● **Requirement**
Produce an exact copy of the lines from the line that contains "OCR this image." to the end of the listing below.

● **Records to use**
[start]
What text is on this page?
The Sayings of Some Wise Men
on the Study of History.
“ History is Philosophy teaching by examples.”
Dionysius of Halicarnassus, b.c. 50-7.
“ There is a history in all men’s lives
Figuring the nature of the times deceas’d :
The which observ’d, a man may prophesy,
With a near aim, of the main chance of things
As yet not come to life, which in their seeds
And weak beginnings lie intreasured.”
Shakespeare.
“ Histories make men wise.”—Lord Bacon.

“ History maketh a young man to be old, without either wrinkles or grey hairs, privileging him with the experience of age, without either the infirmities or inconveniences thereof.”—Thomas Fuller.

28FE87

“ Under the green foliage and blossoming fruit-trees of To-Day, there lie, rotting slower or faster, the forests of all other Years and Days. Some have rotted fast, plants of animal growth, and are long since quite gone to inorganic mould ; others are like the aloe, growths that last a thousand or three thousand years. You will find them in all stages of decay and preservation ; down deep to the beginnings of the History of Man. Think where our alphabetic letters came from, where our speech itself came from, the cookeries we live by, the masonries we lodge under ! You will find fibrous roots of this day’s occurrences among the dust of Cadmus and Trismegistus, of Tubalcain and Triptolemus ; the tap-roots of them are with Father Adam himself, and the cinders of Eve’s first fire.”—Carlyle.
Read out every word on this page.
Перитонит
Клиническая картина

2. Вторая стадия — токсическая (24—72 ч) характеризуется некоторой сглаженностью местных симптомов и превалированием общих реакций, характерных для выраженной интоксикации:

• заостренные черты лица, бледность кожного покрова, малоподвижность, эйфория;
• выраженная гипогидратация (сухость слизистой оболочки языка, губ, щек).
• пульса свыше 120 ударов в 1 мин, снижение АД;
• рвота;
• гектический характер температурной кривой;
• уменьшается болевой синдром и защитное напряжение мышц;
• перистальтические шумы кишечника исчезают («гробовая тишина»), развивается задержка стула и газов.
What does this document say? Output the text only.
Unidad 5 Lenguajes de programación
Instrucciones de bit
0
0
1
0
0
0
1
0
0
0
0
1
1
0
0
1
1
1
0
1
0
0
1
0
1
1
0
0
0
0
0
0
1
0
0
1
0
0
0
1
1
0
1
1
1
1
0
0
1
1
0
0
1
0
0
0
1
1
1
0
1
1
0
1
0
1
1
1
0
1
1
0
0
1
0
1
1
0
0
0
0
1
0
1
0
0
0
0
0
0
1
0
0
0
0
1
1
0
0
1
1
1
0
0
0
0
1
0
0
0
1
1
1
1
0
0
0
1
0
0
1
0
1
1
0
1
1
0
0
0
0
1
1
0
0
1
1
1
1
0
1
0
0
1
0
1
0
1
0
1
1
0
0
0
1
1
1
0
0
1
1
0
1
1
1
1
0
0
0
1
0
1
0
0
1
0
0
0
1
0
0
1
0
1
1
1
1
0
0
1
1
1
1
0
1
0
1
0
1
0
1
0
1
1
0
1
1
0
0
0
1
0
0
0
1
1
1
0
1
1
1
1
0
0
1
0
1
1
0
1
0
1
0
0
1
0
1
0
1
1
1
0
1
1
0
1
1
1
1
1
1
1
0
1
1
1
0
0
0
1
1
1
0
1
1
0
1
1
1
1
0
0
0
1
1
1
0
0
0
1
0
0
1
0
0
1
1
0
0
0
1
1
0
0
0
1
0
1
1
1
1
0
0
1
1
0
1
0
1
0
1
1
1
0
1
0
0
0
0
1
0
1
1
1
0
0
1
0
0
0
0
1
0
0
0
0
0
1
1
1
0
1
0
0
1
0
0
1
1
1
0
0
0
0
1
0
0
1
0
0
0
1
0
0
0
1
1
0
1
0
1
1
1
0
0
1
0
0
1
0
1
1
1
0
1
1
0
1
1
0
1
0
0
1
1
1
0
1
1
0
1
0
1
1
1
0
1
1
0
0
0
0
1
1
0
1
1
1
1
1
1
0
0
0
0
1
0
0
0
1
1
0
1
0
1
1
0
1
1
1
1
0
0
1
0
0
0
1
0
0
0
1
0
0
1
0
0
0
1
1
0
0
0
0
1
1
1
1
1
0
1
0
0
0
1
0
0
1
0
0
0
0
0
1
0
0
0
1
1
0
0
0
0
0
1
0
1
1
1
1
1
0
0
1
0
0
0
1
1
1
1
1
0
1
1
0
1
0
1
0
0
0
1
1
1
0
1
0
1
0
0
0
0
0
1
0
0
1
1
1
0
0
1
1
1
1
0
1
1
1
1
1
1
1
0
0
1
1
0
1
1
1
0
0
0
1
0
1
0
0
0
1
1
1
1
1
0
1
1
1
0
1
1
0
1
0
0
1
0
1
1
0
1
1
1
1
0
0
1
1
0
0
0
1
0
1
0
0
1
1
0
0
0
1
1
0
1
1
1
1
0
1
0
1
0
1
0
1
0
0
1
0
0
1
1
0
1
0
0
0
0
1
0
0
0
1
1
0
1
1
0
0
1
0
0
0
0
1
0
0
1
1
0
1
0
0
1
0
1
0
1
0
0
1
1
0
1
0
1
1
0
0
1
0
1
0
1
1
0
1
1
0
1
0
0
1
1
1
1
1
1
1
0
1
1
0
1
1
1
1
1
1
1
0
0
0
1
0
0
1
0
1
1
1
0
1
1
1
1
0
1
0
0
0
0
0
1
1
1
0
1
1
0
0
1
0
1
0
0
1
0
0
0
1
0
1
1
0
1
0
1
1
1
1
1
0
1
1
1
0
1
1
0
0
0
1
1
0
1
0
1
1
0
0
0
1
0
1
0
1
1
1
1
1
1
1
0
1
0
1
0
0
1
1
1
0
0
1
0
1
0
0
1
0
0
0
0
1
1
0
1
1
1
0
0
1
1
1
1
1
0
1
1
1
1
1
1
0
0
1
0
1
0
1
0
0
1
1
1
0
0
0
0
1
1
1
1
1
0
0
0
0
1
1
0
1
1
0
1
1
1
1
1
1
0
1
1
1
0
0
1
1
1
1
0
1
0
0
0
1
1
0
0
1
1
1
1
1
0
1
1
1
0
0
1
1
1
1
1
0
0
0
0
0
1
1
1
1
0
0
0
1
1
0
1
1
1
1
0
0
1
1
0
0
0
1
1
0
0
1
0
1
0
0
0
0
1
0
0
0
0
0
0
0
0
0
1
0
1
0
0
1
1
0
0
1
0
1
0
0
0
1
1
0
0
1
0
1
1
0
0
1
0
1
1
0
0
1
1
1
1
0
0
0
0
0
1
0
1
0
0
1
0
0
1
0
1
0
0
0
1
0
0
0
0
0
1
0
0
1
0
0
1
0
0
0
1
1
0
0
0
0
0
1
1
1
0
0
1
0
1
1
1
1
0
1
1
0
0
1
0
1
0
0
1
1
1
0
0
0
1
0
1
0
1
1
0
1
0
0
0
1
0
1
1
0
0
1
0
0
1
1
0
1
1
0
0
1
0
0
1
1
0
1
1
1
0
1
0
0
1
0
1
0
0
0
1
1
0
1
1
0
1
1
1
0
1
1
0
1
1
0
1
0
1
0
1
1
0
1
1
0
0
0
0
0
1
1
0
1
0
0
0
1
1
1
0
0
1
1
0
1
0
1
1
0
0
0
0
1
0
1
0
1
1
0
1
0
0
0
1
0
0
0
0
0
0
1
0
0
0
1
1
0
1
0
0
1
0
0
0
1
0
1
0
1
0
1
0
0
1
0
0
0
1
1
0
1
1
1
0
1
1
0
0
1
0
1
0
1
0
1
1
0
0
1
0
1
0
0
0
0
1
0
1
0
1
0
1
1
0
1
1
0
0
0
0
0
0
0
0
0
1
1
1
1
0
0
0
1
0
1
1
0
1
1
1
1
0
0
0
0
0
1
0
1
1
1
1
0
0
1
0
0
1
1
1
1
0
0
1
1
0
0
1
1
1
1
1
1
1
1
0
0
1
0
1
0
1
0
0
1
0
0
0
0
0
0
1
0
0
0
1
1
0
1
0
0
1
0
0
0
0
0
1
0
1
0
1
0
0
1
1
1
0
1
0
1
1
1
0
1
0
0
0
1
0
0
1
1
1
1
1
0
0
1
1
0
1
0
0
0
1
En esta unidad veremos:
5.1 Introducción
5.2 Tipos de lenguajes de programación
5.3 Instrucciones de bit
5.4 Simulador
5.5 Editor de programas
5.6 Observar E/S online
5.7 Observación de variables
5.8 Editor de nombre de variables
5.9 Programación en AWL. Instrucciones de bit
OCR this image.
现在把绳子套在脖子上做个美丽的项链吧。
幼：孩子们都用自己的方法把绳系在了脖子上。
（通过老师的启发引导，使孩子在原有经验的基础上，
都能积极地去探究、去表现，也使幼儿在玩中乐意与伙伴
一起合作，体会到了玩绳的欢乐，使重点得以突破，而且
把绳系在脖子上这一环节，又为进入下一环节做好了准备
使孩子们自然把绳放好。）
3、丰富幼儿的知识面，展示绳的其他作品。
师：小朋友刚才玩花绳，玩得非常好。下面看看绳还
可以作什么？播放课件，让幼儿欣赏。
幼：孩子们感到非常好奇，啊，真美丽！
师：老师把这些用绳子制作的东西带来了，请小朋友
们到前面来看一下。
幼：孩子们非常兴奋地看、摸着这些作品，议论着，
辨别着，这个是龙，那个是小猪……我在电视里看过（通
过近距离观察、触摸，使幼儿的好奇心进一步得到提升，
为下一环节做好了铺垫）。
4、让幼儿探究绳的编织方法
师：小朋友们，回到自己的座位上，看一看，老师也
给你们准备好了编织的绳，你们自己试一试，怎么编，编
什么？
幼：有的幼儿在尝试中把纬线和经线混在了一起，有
[end]
● **Written solution**
OCR this image.
现在把绳子套在脖子上做个美丽的项链吧。
幼：孩子们都用自己的方法把绳系在了脖子上。
（通过老师的启发引导，使孩子在原有经验的基础上，
都能积极地去探究、去表现，也使幼儿在玩中乐意与伙伴
一起合作，体会到了玩绳的欢乐，使重点得以突破，而且
把绳系在脖子上这一环节，又为进入下一环节做好了准备
使孩子们自然把绳放好。）
3、丰富幼儿的知识面，展示绳的其他作品。
师：小朋友刚才玩花绳，玩得非常好。下面看看绳还
可以作什么？播放课件，让幼儿欣赏。
幼：孩子们感到非常好奇，啊，真美丽！
师：老师把这些用绳子制作的东西带来了，请小朋友
们到前面来看一下。
幼：孩子们非常兴奋地看、摸着这些作品，议论着，
辨别着，这个是龙，那个是小猪……我在电视里看过（通
过近距离观察、触摸，使幼儿的好奇心进一步得到提升，
为下一环节做好了铺垫）。
4、让幼儿探究绳的编织方法
师：小朋友们，回到自己的座位上，看一看，老师也
给你们准备好了编织的绳，你们自己试一试，怎么编，编
什么？
幼：有的幼儿在尝试中把纬线和经线混在了一起，有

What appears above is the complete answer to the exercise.